— SHORT TASK —
Pick out the lines in the listing below that contain the word "dattes" and copy them.

(Dataset records)
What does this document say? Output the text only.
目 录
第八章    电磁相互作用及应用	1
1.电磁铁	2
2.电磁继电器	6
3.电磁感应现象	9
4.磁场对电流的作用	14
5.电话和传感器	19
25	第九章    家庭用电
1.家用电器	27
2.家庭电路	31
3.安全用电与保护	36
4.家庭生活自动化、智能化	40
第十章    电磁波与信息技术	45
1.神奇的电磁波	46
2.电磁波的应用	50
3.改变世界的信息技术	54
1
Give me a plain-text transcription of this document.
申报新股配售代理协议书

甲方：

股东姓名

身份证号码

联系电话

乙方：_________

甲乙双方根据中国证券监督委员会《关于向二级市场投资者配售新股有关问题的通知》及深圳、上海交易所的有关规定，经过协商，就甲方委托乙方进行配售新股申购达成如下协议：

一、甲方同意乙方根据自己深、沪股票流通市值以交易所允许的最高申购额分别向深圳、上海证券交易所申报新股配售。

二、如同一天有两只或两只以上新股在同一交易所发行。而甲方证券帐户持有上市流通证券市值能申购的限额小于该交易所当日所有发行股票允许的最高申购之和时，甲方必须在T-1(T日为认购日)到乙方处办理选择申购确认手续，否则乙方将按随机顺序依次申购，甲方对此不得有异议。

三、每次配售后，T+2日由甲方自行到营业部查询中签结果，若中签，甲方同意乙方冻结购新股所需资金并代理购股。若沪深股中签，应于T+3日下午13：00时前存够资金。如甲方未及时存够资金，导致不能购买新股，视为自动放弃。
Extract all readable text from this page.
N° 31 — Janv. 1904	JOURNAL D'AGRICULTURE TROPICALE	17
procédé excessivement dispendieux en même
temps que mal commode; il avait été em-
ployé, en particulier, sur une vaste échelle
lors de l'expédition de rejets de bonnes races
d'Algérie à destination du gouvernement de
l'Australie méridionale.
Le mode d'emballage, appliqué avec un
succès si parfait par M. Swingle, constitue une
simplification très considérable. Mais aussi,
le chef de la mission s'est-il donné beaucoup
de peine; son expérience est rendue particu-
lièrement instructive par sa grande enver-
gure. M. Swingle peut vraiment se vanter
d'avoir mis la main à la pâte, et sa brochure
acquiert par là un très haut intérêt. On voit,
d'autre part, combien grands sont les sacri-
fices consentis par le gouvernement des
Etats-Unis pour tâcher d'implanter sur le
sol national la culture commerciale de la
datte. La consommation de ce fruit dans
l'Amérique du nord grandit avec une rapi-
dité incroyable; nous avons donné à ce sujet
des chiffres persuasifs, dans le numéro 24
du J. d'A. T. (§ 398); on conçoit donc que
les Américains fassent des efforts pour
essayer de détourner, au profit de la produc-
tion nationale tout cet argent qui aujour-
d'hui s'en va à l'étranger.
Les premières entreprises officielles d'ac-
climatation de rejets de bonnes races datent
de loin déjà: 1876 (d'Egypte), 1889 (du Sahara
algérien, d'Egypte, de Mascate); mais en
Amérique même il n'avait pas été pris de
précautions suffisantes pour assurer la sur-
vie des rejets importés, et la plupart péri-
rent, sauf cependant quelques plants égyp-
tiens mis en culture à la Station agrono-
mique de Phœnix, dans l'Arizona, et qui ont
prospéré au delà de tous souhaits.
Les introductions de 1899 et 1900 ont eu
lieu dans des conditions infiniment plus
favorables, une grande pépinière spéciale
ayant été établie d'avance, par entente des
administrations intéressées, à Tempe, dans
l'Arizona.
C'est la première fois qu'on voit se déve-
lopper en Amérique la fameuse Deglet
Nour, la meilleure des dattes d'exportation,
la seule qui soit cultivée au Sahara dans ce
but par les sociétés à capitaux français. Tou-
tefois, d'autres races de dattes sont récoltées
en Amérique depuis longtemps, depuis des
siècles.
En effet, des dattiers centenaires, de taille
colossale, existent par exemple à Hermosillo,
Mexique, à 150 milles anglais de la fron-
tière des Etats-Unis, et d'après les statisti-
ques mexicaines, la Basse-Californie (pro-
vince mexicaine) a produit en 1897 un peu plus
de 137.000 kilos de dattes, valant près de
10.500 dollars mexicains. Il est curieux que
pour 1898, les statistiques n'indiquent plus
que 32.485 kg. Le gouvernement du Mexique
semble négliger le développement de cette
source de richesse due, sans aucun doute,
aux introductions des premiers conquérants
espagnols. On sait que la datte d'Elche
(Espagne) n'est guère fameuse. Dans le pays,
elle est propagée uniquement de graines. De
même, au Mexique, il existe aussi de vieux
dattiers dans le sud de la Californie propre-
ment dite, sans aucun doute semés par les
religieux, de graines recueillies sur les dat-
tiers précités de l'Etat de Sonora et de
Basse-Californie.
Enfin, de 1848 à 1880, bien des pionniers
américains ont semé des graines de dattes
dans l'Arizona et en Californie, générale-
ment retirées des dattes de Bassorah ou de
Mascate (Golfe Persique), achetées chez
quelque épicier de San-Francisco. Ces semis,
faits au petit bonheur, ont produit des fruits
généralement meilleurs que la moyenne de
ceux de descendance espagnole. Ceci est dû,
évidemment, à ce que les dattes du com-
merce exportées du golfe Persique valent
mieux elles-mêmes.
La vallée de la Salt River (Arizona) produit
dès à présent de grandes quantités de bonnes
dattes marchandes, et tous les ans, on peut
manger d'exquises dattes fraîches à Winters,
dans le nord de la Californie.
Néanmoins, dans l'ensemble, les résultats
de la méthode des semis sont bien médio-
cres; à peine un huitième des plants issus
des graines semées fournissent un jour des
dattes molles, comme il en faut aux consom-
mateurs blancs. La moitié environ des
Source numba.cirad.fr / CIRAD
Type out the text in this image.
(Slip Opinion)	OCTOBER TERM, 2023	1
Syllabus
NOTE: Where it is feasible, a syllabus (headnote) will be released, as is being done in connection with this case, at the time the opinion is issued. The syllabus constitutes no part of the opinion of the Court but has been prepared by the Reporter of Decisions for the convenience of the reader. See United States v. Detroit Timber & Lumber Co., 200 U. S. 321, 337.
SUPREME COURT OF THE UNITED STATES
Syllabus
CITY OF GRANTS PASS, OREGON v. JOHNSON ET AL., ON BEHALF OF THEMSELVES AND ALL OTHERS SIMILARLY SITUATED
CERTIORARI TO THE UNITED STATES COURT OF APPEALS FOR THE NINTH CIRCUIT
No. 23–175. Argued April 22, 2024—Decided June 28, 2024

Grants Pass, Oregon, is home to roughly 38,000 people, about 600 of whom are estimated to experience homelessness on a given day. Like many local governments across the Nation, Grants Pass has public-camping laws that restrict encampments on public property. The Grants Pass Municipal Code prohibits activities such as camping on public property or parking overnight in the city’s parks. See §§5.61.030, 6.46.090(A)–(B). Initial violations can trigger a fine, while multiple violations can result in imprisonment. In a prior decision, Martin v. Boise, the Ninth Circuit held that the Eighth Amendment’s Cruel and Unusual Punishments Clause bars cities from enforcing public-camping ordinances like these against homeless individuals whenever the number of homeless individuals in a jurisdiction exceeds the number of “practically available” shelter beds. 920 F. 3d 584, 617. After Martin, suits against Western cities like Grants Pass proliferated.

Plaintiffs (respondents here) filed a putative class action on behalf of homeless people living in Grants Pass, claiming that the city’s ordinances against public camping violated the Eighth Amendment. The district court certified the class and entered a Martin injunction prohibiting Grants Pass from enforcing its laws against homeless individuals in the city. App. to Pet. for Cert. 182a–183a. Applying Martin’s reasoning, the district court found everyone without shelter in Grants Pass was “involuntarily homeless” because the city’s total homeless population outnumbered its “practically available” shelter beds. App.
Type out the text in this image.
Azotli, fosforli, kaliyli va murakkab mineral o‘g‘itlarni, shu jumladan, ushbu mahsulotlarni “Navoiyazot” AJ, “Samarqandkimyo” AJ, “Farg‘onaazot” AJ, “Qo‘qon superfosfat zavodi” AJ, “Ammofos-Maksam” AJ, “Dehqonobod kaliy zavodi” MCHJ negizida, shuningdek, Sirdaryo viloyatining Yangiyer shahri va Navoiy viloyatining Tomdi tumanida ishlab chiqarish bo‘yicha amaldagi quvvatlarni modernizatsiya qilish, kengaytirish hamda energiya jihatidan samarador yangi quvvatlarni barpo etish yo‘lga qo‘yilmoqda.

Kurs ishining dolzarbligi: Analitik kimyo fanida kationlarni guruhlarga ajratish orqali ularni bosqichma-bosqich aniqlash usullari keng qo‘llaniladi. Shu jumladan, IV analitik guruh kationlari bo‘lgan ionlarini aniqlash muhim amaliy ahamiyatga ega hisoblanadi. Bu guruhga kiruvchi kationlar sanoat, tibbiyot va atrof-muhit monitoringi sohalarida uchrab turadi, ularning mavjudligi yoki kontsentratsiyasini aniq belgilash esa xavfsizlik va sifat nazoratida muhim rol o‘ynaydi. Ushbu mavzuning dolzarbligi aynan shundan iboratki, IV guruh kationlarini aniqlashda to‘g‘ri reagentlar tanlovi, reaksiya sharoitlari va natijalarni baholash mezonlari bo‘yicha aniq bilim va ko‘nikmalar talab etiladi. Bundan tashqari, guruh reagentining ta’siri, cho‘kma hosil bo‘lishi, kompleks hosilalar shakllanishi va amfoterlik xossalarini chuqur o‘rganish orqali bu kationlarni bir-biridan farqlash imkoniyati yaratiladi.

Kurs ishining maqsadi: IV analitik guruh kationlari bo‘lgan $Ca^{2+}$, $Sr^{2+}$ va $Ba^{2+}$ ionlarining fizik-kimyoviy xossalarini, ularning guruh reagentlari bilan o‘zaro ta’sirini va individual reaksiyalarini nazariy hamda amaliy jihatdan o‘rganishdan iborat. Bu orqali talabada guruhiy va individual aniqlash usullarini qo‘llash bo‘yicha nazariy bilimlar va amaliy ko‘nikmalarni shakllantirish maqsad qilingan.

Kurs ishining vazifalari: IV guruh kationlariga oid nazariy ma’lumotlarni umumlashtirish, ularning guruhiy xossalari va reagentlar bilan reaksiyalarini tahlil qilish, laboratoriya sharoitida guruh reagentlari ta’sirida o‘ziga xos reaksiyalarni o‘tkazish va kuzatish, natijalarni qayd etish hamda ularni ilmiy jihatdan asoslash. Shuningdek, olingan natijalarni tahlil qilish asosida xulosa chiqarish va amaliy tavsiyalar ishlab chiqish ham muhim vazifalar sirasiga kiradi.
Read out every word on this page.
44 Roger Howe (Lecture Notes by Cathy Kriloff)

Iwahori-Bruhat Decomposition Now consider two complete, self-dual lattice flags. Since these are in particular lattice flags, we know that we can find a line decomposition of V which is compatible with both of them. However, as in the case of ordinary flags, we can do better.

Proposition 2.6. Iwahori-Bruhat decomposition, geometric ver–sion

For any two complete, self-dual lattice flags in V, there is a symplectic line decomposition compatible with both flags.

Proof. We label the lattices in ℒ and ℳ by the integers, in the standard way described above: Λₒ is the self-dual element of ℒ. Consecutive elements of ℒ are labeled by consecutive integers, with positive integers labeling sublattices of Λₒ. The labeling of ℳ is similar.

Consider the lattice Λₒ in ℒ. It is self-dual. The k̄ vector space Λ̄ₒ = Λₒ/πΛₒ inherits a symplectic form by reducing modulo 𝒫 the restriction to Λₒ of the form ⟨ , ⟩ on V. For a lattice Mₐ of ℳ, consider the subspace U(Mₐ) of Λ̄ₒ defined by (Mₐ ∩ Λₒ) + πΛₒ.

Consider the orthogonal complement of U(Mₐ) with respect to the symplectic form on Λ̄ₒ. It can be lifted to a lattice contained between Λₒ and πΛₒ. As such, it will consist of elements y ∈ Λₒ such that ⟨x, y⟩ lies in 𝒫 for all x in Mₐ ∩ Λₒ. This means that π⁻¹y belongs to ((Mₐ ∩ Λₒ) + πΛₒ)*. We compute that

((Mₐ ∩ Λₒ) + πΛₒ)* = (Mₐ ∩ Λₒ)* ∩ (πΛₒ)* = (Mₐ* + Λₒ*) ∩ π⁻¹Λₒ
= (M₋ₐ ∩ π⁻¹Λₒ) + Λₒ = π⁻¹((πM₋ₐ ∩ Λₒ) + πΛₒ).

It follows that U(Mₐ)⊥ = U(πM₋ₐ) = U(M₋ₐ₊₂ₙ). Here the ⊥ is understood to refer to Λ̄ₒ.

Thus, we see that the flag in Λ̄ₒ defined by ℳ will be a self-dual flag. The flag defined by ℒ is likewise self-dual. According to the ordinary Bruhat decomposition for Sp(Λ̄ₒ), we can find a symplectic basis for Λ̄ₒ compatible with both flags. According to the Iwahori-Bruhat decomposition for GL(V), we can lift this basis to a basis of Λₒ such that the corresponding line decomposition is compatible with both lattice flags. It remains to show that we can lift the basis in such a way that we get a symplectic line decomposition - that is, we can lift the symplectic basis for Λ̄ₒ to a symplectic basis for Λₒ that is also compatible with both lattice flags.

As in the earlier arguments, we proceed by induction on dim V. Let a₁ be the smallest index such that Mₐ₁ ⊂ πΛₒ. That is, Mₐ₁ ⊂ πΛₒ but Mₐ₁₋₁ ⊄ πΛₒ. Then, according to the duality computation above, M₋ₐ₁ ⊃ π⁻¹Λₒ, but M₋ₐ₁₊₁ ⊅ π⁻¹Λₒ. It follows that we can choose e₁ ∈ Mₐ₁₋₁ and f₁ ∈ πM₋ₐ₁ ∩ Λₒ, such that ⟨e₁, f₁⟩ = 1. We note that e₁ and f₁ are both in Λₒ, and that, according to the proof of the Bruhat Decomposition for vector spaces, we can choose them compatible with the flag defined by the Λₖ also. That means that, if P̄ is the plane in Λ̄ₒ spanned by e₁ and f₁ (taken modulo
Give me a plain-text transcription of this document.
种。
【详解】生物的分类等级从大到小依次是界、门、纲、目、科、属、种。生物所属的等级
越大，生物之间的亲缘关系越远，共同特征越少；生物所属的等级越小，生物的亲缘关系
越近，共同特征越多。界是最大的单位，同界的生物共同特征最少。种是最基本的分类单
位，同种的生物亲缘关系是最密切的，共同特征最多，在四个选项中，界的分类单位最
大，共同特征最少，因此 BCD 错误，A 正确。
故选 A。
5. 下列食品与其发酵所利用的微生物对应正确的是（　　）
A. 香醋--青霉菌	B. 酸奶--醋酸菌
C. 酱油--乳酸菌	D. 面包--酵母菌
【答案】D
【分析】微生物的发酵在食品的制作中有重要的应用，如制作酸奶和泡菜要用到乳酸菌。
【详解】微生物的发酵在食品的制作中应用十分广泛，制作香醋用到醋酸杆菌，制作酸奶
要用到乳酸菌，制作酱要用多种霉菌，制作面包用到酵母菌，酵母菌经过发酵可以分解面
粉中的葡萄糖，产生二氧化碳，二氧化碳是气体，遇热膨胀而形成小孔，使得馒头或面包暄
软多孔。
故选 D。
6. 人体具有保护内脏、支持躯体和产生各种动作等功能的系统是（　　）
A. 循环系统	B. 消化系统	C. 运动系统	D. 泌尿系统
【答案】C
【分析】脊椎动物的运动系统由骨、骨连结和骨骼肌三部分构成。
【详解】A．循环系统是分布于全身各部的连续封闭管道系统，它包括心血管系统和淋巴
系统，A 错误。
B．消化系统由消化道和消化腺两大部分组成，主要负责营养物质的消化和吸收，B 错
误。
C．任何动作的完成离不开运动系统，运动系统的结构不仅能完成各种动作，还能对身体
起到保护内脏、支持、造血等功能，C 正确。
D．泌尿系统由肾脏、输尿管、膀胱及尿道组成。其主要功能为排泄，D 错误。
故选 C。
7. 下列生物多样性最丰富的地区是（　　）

— THE REPLY —
Nour, la meilleure des dattes d'exportation,
tefois, d'autres races de dattes sont récoltées
de 137.000 kilos de dattes, valant près de
américains ont semé des graines de dattes
ment retirées des dattes de Bassorah ou de
évidemment, à ce que les dattes du com-
dattes marchandes, et tous les ans, on peut
manger d'exquises dattes fraîches à Winters,
dattes molles, comme il en faut aux consom-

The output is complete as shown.